:: WRITTEN REQUEST ::
Repeat the material exactly, leaving nothing out.

Records about charts and figures
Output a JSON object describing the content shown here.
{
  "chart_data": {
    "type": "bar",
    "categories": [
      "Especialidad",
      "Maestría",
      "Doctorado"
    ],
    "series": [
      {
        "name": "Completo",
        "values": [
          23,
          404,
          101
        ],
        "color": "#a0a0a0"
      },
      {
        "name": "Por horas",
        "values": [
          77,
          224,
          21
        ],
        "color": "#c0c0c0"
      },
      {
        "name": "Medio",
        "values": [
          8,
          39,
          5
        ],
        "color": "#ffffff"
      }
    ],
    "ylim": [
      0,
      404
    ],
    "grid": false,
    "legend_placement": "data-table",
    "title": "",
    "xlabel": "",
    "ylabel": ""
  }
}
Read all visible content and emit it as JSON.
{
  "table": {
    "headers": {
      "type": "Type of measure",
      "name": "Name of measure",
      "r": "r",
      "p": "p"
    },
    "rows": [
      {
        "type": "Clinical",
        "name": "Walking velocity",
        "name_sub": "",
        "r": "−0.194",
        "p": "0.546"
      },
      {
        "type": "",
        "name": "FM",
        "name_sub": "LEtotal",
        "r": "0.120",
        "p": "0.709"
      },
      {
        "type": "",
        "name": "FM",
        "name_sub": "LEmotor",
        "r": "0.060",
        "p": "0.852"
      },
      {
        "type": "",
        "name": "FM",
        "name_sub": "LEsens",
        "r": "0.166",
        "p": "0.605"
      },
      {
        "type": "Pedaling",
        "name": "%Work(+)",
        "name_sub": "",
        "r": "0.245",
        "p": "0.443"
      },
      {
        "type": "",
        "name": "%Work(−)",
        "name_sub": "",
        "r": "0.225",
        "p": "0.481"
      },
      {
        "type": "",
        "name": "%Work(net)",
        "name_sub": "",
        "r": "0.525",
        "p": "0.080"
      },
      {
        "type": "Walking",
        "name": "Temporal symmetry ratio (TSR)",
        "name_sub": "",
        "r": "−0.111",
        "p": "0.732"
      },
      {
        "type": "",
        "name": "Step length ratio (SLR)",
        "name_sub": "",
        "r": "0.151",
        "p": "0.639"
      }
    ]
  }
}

:: CORRECT ANSWER ::
Output a JSON object describing the content shown here.
{
  "chart_data": {
    "type": "bar",
    "categories": [
      "Especialidad",
      "Maestría",
      "Doctorado"
    ],
    "series": [
      {
        "name": "Completo",
        "values": [
          23,
          404,
          101
        ],
        "color": "#a0a0a0"
      },
      {
        "name": "Por horas",
        "values": [
          77,
          224,
          21
        ],
        "color": "#c0c0c0"
      },
      {
        "name": "Medio",
        "values": [
          8,
          39,
          5
        ],
        "color": "#ffffff"
      }
    ],
    "ylim": [
      0,
      404
    ],
    "grid": false,
    "legend_placement": "data-table",
    "title": "",
    "xlabel": "",
    "ylabel": ""
  }
}
Read all visible content and emit it as JSON.
{
  "table": {
    "headers": {
      "type": "Type of measure",
      "name": "Name of measure",
      "r": "r",
      "p": "p"
    },
    "rows": [
      {
        "type": "Clinical",
        "name": "Walking velocity",
        "name_sub": "",
        "r": "−0.194",
        "p": "0.546"
      },
      {
        "type": "",
        "name": "FM",
        "name_sub": "LEtotal",
        "r": "0.120",
        "p": "0.709"
      },
      {
        "type": "",
        "name": "FM",
        "name_sub": "LEmotor",
        "r": "0.060",
        "p": "0.852"
      },
      {
        "type": "",
        "name": "FM",
        "name_sub": "LEsens",
        "r": "0.166",
        "p": "0.605"
      },
      {
        "type": "Pedaling",
        "name": "%Work(+)",
        "name_sub": "",
        "r": "0.245",
        "p": "0.443"
      },
      {
        "type": "",
        "name": "%Work(−)",
        "name_sub": "",
        "r": "0.225",
        "p": "0.481"
      },
      {
        "type": "",
        "name": "%Work(net)",
        "name_sub": "",
        "r": "0.525",
        "p": "0.080"
      },
      {
        "type": "Walking",
        "name": "Temporal symmetry ratio (TSR)",
        "name_sub": "",
        "r": "−0.111",
        "p": "0.732"
      },
      {
        "type": "",
        "name": "Step length ratio (SLR)",
        "name_sub": "",
        "r": "0.151",
        "p": "0.639"
      }
    ]
  }
}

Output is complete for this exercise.